Selected excerpt:
HTML, Hypermedia API, and a Decoupled UI
January 30, 2014
This article aims to start a discussion about a different way to look at developing web applications that tries to address the many difficulties surrounding building modern Single Page Applications (SPA). If I could sum up this idea into one thought, I’d say it is:
A hypermedia API that has HTML as the transport media type and a decoupled UI that uses something like hijax to handle links and form submissions.
There’s a lot there, so I’d like to explain this.
Hypermedia API is the one of the keys here. A common trend today is API-first development where you first build the API behind your application, and then build your client that consumes that API. A majority of these APIs serve JSON and use CRUD and HTTP verbs for working with resources.
The difference here with a hypermedia API is that you don’t just build a regular CRUD JSON API, but you include links and potentially controls for working with resources.
There are good number of APIs that do this, and it continues to increase as media types like HAL become more popular. I would like to take this constraint a little further to say that to get the most benefit you should use a media type that the browser natively understands, which is HTML.

Material provided:
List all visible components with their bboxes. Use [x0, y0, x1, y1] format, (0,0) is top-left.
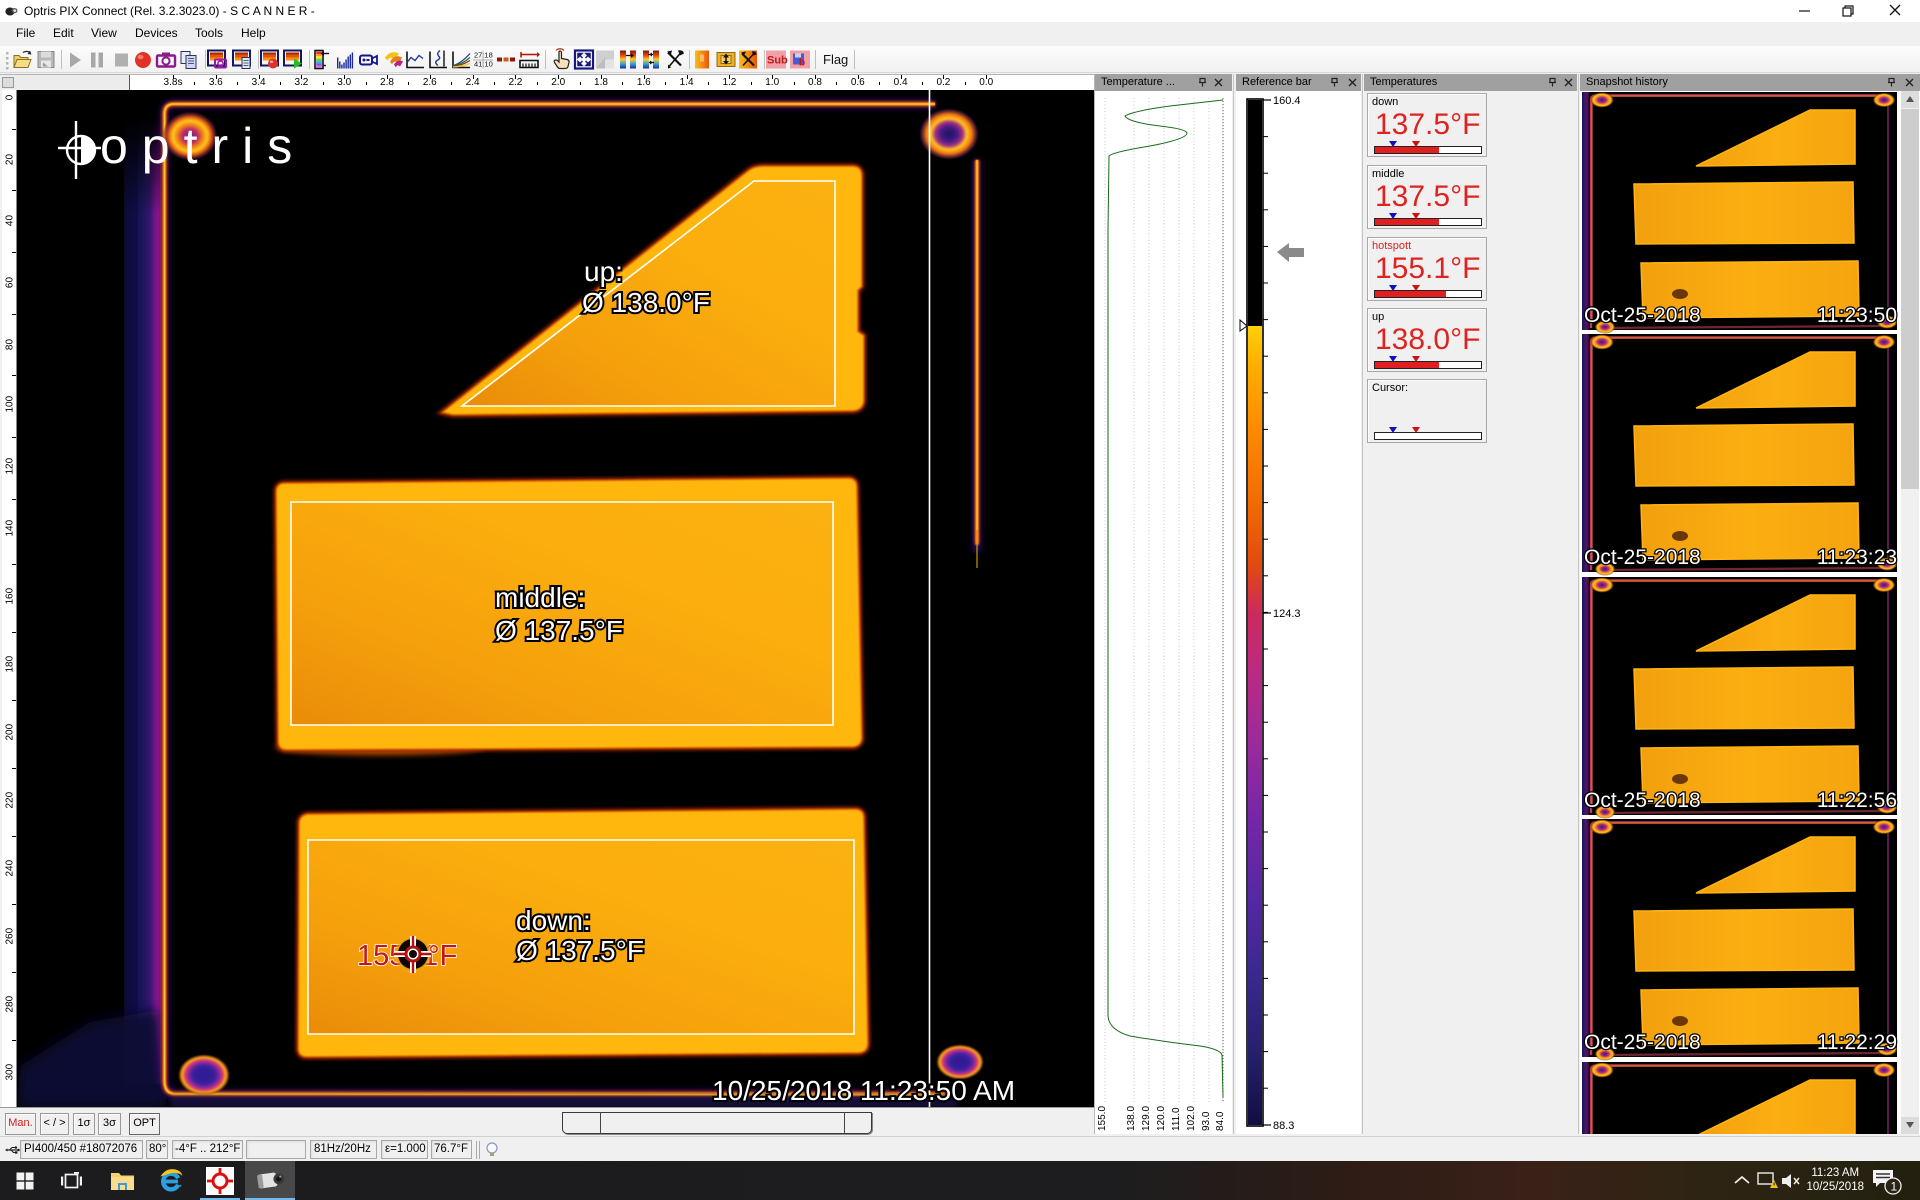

Short problem: In the article on hypermedia APIs, please copy everything from "Hypermedia API is the" down to "controls for working with resources.", replacing "CRUD" with "RESTful" each time it appears.

Worked answer:
Hypermedia API is the one of the keys here. A common trend today is API-first development where you first build the API behind your application, and then build your client that consumes that API. A majority of these APIs serve JSON and use RESTful and HTTP verbs for working with resources.
The difference here with a hypermedia API is that you don’t just build a regular RESTful JSON API, but you include links and potentially controls for working with resources.